* **Task description**
Give only the number of lines in the data that include the string "Delay".

====

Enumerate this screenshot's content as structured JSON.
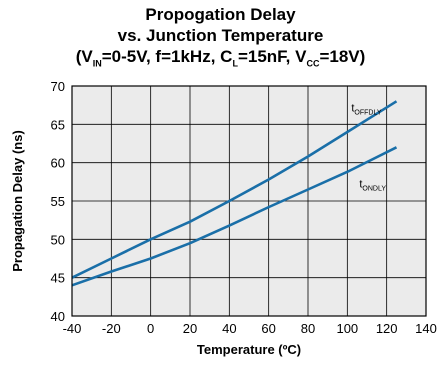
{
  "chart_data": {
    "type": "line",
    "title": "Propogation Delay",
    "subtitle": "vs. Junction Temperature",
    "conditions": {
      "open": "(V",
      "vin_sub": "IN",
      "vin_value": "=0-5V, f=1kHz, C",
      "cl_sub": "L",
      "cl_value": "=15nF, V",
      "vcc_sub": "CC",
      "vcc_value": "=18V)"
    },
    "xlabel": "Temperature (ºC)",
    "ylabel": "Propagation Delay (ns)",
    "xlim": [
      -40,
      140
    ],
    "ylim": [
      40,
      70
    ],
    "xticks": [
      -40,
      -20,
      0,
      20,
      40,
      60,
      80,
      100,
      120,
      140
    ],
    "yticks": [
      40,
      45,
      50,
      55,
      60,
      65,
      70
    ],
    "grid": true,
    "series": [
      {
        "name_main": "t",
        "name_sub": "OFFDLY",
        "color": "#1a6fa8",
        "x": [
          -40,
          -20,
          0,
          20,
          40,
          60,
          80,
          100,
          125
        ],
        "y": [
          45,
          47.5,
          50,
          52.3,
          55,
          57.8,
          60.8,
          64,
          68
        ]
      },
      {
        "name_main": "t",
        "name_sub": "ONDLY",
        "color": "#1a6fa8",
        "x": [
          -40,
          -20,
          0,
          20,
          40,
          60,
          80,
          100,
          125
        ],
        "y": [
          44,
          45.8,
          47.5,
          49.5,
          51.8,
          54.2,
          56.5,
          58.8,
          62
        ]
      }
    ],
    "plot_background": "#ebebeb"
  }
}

====

* **Solution to this exercise**
2